RECORDS FOR THE EXERCISE:
☆ ☆ ☆ ☆
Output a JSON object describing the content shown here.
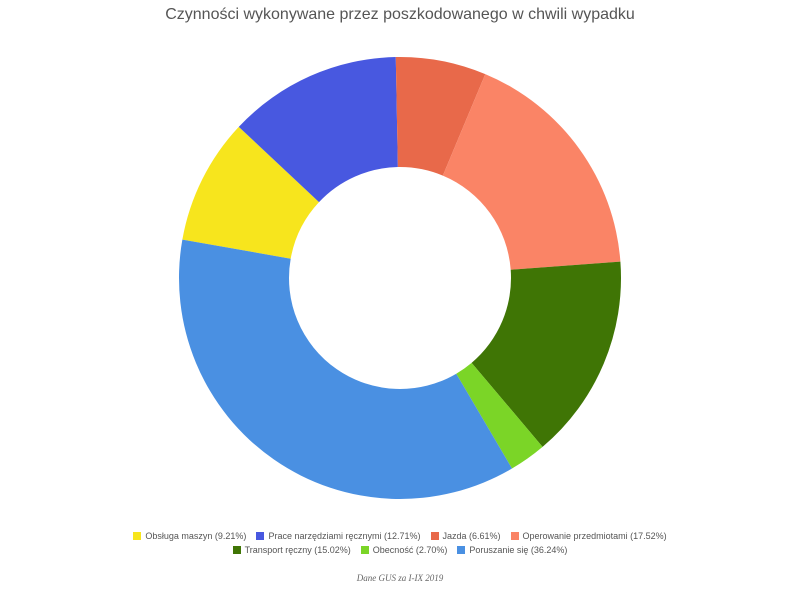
{
  "chart_data": {
    "type": "pie",
    "title": "Czynności wykonywane przez poszkodowanego w chwili wypadku",
    "donut": true,
    "categories": [
      "Obsługa maszyn",
      "Prace narzędziami ręcznymi",
      "Jazda",
      "Operowanie przedmiotami",
      "Transport ręczny",
      "Obecność",
      "Poruszanie się"
    ],
    "values": [
      9.21,
      12.71,
      6.61,
      17.52,
      15.02,
      2.7,
      36.24
    ],
    "legend_labels": [
      "Obsługa maszyn (9.21%)",
      "Prace narzędziami ręcznymi (12.71%)",
      "Jazda (6.61%)",
      "Operowanie przedmiotami (17.52%)",
      "Transport ręczny (15.02%)",
      "Obecność (2.70%)",
      "Poruszanie się (36.24%)"
    ],
    "colors": [
      "#f7e51d",
      "#4858e0",
      "#e8694a",
      "#fa8466",
      "#3f7505",
      "#7bd527",
      "#4a90e2"
    ],
    "legend_position": "bottom"
  },
  "source_note": "Dane GUS za I-IX 2019"
}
☆ ☆ ☆ ☆
EXERCISE BRIEF: Except for the pictures, reproduce every line exactly.

CORRECT OUTPUT:
Output a JSON object describing the content shown here.
{
  "chart_data": {
    "type": "pie",
    "title": "Czynności wykonywane przez poszkodowanego w chwili wypadku",
    "donut": true,
    "categories": [
      "Obsługa maszyn",
      "Prace narzędziami ręcznymi",
      "Jazda",
      "Operowanie przedmiotami",
      "Transport ręczny",
      "Obecność",
      "Poruszanie się"
    ],
    "values": [
      9.21,
      12.71,
      6.61,
      17.52,
      15.02,
      2.7,
      36.24
    ],
    "legend_labels": [
      "Obsługa maszyn (9.21%)",
      "Prace narzędziami ręcznymi (12.71%)",
      "Jazda (6.61%)",
      "Operowanie przedmiotami (17.52%)",
      "Transport ręczny (15.02%)",
      "Obecność (2.70%)",
      "Poruszanie się (36.24%)"
    ],
    "colors": [
      "#f7e51d",
      "#4858e0",
      "#e8694a",
      "#fa8466",
      "#3f7505",
      "#7bd527",
      "#4a90e2"
    ],
    "legend_position": "bottom"
  },
  "source_note": "Dane GUS za I-IX 2019"
}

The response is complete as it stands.